» WHAT YOU WILL DO
Only the lines from the one containing "Read this page and output its text content." to the end of the entries should be written out, each exactly as it stands, both ends included.
——
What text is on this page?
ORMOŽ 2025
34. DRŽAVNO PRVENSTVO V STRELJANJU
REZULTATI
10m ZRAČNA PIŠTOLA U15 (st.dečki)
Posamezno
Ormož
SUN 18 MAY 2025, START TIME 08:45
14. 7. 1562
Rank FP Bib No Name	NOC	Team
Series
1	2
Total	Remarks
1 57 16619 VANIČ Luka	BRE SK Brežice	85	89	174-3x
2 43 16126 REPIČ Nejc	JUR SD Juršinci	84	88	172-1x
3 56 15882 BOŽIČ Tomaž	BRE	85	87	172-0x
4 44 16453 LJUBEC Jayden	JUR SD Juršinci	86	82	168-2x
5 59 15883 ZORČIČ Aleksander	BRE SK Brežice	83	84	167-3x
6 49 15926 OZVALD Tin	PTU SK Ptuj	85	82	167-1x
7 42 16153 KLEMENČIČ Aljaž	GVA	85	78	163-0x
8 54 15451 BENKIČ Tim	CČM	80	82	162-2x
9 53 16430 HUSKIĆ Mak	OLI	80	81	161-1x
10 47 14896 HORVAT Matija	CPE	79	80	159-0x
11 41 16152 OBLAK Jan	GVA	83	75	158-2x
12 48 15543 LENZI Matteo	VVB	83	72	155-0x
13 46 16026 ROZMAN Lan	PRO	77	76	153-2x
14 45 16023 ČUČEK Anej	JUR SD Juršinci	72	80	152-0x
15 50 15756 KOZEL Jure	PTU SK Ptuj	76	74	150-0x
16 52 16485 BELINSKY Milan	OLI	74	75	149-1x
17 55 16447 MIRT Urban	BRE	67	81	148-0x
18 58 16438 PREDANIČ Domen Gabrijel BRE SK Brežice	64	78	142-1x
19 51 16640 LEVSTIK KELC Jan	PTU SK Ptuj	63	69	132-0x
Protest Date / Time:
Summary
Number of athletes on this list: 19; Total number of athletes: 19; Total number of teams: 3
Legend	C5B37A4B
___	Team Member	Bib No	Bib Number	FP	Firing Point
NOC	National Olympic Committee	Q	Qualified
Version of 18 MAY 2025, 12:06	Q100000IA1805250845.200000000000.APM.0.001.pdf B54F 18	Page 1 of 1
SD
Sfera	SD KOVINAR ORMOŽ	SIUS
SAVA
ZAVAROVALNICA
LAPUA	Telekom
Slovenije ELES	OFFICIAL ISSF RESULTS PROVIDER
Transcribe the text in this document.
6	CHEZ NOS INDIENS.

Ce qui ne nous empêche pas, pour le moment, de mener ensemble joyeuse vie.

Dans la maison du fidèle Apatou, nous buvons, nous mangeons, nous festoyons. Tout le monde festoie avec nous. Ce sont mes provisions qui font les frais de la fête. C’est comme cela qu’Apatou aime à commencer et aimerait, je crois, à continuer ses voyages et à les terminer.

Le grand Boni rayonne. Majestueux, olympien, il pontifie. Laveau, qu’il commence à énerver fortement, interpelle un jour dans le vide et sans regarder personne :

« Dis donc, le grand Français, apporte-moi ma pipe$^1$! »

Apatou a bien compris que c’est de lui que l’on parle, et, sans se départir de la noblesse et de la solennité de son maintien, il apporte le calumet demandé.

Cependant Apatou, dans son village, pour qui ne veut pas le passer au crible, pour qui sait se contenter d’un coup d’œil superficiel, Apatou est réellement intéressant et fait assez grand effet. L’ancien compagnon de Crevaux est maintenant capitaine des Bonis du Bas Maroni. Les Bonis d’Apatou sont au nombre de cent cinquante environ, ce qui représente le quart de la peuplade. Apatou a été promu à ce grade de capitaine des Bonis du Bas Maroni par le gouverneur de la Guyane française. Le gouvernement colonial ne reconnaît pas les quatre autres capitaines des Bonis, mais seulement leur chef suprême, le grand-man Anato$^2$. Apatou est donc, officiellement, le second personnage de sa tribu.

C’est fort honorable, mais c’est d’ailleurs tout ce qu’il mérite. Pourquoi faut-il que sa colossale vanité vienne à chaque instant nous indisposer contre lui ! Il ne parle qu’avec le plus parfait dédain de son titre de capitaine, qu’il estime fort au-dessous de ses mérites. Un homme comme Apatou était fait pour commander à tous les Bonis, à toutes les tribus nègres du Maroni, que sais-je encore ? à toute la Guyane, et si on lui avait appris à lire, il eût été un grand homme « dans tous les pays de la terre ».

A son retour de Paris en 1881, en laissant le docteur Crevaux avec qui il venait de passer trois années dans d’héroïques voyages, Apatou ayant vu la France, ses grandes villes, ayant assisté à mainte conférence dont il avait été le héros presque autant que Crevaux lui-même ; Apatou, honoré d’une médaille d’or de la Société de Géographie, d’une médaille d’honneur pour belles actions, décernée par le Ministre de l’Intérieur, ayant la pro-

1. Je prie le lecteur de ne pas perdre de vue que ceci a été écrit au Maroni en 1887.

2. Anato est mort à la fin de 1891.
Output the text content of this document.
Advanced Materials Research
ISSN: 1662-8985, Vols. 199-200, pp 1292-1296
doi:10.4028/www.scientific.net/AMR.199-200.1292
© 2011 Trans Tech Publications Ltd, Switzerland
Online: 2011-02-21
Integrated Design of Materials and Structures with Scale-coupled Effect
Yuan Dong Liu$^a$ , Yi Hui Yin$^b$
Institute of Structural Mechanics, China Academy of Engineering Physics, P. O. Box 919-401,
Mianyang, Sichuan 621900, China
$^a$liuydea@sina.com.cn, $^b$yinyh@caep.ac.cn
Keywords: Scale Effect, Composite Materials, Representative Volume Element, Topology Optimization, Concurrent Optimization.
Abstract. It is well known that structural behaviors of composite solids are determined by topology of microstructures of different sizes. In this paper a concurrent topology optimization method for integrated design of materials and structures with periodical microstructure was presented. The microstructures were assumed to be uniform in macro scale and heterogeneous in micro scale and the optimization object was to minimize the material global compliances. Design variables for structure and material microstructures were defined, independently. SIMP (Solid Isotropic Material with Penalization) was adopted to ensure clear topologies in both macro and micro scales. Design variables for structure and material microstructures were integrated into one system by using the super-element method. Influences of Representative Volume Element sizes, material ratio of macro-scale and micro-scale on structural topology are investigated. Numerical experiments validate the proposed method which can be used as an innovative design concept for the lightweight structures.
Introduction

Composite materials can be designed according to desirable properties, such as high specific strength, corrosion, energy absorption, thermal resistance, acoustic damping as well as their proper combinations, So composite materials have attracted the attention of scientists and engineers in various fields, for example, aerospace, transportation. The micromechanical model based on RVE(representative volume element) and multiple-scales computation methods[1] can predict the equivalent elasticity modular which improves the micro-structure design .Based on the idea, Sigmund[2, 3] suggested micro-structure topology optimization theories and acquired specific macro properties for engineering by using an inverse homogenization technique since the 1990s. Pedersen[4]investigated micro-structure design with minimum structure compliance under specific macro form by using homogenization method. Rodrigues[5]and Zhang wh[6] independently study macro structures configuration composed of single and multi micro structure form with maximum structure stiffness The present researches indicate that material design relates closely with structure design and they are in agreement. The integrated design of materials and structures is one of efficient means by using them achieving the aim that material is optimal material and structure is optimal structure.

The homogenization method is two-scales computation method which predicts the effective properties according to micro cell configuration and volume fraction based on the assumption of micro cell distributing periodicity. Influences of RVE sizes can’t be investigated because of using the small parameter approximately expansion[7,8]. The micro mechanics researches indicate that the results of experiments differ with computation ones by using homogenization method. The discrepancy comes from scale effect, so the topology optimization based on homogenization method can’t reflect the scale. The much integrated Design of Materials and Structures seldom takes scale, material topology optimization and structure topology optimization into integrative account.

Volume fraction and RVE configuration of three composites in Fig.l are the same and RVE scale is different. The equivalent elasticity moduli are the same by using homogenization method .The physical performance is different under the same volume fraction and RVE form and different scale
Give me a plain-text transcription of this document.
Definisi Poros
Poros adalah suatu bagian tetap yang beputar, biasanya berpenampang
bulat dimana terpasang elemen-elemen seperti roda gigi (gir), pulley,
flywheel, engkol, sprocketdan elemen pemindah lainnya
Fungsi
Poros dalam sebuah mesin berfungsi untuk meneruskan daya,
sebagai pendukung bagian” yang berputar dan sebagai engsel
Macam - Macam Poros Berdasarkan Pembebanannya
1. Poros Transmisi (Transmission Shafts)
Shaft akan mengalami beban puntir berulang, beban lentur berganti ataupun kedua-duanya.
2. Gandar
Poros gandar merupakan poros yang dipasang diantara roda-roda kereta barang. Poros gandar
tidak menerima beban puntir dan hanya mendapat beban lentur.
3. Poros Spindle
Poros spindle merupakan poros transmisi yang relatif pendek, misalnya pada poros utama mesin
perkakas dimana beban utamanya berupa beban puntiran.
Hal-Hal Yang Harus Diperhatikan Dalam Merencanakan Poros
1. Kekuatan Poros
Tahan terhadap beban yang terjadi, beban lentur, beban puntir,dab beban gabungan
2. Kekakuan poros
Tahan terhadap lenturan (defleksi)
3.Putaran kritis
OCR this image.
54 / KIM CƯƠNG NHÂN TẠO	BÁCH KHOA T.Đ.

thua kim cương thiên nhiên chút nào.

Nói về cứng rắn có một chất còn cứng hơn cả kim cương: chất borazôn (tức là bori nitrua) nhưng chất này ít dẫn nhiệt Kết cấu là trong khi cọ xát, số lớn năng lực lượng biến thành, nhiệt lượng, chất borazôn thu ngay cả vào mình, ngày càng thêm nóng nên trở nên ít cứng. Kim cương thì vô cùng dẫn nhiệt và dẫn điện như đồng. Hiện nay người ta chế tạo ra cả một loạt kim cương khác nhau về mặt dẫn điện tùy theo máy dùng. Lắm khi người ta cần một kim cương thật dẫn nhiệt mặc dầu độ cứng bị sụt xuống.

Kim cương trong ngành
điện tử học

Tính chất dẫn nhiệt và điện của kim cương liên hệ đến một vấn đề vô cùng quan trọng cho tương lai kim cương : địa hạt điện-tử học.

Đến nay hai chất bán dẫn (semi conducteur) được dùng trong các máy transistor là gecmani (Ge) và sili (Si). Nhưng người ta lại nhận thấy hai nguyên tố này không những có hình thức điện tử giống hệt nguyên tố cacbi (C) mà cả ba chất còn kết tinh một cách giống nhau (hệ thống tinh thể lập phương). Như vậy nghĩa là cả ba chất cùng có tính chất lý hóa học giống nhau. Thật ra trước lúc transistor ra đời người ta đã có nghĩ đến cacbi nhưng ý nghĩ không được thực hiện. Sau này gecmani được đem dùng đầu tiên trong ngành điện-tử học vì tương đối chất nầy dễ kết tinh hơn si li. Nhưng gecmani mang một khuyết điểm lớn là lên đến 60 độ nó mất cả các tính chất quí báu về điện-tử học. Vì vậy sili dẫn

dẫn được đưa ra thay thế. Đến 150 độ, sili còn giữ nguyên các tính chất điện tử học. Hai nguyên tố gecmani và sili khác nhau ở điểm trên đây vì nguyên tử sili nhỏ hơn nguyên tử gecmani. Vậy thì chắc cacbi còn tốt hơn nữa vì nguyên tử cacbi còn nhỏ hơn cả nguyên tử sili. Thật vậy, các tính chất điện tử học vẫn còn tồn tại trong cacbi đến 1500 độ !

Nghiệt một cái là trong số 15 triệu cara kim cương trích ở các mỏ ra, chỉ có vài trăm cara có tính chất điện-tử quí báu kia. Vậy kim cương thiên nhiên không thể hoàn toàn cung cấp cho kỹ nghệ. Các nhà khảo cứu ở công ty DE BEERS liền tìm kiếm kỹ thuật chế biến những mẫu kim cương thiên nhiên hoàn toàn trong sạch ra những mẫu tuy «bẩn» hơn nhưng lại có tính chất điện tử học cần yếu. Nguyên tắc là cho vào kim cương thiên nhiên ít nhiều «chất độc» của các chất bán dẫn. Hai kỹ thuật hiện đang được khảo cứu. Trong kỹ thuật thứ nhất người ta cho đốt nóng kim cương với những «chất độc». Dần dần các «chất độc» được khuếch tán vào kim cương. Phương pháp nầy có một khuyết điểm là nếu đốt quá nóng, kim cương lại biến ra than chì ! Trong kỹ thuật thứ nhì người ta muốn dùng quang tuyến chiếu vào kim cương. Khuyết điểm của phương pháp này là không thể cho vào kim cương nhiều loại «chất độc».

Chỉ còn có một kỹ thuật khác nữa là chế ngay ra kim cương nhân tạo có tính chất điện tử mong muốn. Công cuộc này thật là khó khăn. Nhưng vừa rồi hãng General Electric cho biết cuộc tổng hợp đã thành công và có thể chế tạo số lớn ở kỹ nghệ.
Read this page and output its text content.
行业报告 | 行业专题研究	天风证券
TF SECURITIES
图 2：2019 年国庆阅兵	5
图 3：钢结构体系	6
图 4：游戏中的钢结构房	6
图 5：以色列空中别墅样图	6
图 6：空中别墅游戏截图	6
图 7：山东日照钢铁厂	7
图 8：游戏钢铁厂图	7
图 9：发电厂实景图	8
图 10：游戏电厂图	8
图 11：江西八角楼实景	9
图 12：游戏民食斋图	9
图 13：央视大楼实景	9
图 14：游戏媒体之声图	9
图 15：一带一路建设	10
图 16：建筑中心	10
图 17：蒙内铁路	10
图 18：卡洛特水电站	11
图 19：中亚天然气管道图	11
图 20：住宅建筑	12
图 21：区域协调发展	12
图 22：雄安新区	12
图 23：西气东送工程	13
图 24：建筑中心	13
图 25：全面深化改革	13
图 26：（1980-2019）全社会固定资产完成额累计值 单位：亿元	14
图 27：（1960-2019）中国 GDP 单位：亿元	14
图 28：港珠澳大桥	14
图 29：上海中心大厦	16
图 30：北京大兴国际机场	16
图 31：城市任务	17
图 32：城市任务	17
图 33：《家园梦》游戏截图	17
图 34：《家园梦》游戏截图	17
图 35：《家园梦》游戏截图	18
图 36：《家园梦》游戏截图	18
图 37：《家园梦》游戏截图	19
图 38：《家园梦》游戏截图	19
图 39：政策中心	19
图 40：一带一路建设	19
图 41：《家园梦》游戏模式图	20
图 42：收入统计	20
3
——
» ANSWER BELOW
Read this page and output its text content.
行业报告 | 行业专题研究	天风证券
TF SECURITIES
图 2：2019 年国庆阅兵	5
图 3：钢结构体系	6
图 4：游戏中的钢结构房	6
图 5：以色列空中别墅样图	6
图 6：空中别墅游戏截图	6
图 7：山东日照钢铁厂	7
图 8：游戏钢铁厂图	7
图 9：发电厂实景图	8
图 10：游戏电厂图	8
图 11：江西八角楼实景	9
图 12：游戏民食斋图	9
图 13：央视大楼实景	9
图 14：游戏媒体之声图	9
图 15：一带一路建设	10
图 16：建筑中心	10
图 17：蒙内铁路	10
图 18：卡洛特水电站	11
图 19：中亚天然气管道图	11
图 20：住宅建筑	12
图 21：区域协调发展	12
图 22：雄安新区	12
图 23：西气东送工程	13
图 24：建筑中心	13
图 25：全面深化改革	13
图 26：（1980-2019）全社会固定资产完成额累计值 单位：亿元	14
图 27：（1960-2019）中国 GDP 单位：亿元	14
图 28：港珠澳大桥	14
图 29：上海中心大厦	16
图 30：北京大兴国际机场	16
图 31：城市任务	17
图 32：城市任务	17
图 33：《家园梦》游戏截图	17
图 34：《家园梦》游戏截图	17
图 35：《家园梦》游戏截图	18
图 36：《家园梦》游戏截图	18
图 37：《家园梦》游戏截图	19
图 38：《家园梦》游戏截图	19
图 39：政策中心	19
图 40：一带一路建设	19
图 41：《家园梦》游戏模式图	20
图 42：收入统计	20
3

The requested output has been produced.